## Task brief
Repeat each line exactly, leaving nothing out.
"""
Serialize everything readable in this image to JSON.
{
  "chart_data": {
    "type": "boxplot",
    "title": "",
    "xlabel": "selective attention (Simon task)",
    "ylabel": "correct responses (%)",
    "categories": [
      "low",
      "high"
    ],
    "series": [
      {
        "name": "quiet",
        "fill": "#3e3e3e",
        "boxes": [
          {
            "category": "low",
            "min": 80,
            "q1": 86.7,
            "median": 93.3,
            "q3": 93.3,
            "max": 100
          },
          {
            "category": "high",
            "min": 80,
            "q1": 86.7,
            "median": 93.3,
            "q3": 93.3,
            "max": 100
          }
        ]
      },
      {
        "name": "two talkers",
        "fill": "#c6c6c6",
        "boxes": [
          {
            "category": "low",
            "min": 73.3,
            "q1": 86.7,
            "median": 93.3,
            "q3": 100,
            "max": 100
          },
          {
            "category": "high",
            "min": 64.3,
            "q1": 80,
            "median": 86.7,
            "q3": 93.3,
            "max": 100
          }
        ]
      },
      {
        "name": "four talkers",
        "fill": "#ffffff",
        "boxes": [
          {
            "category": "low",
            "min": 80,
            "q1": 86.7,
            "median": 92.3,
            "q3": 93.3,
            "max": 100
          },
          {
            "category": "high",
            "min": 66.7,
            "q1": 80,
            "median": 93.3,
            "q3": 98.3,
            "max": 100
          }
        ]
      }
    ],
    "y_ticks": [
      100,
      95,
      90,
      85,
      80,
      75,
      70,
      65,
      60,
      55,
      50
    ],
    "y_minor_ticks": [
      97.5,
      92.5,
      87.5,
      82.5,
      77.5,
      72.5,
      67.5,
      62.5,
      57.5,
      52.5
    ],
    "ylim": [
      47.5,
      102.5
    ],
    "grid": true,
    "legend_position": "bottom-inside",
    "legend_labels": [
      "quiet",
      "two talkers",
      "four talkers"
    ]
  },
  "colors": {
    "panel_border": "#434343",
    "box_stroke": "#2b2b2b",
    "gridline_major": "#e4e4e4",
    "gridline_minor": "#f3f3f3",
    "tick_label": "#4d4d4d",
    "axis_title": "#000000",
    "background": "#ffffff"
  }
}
"""
## Full answer
Serialize everything readable in this image to JSON.
{
  "chart_data": {
    "type": "boxplot",
    "title": "",
    "xlabel": "selective attention (Simon task)",
    "ylabel": "correct responses (%)",
    "categories": [
      "low",
      "high"
    ],
    "series": [
      {
        "name": "quiet",
        "fill": "#3e3e3e",
        "boxes": [
          {
            "category": "low",
            "min": 80,
            "q1": 86.7,
            "median": 93.3,
            "q3": 93.3,
            "max": 100
          },
          {
            "category": "high",
            "min": 80,
            "q1": 86.7,
            "median": 93.3,
            "q3": 93.3,
            "max": 100
          }
        ]
      },
      {
        "name": "two talkers",
        "fill": "#c6c6c6",
        "boxes": [
          {
            "category": "low",
            "min": 73.3,
            "q1": 86.7,
            "median": 93.3,
            "q3": 100,
            "max": 100
          },
          {
            "category": "high",
            "min": 64.3,
            "q1": 80,
            "median": 86.7,
            "q3": 93.3,
            "max": 100
          }
        ]
      },
      {
        "name": "four talkers",
        "fill": "#ffffff",
        "boxes": [
          {
            "category": "low",
            "min": 80,
            "q1": 86.7,
            "median": 92.3,
            "q3": 93.3,
            "max": 100
          },
          {
            "category": "high",
            "min": 66.7,
            "q1": 80,
            "median": 93.3,
            "q3": 98.3,
            "max": 100
          }
        ]
      }
    ],
    "y_ticks": [
      100,
      95,
      90,
      85,
      80,
      75,
      70,
      65,
      60,
      55,
      50
    ],
    "y_minor_ticks": [
      97.5,
      92.5,
      87.5,
      82.5,
      77.5,
      72.5,
      67.5,
      62.5,
      57.5,
      52.5
    ],
    "ylim": [
      47.5,
      102.5
    ],
    "grid": true,
    "legend_position": "bottom-inside",
    "legend_labels": [
      "quiet",
      "two talkers",
      "four talkers"
    ]
  },
  "colors": {
    "panel_border": "#434343",
    "box_stroke": "#2b2b2b",
    "gridline_major": "#e4e4e4",
    "gridline_minor": "#f3f3f3",
    "tick_label": "#4d4d4d",
    "axis_title": "#000000",
    "background": "#ffffff"
  }
}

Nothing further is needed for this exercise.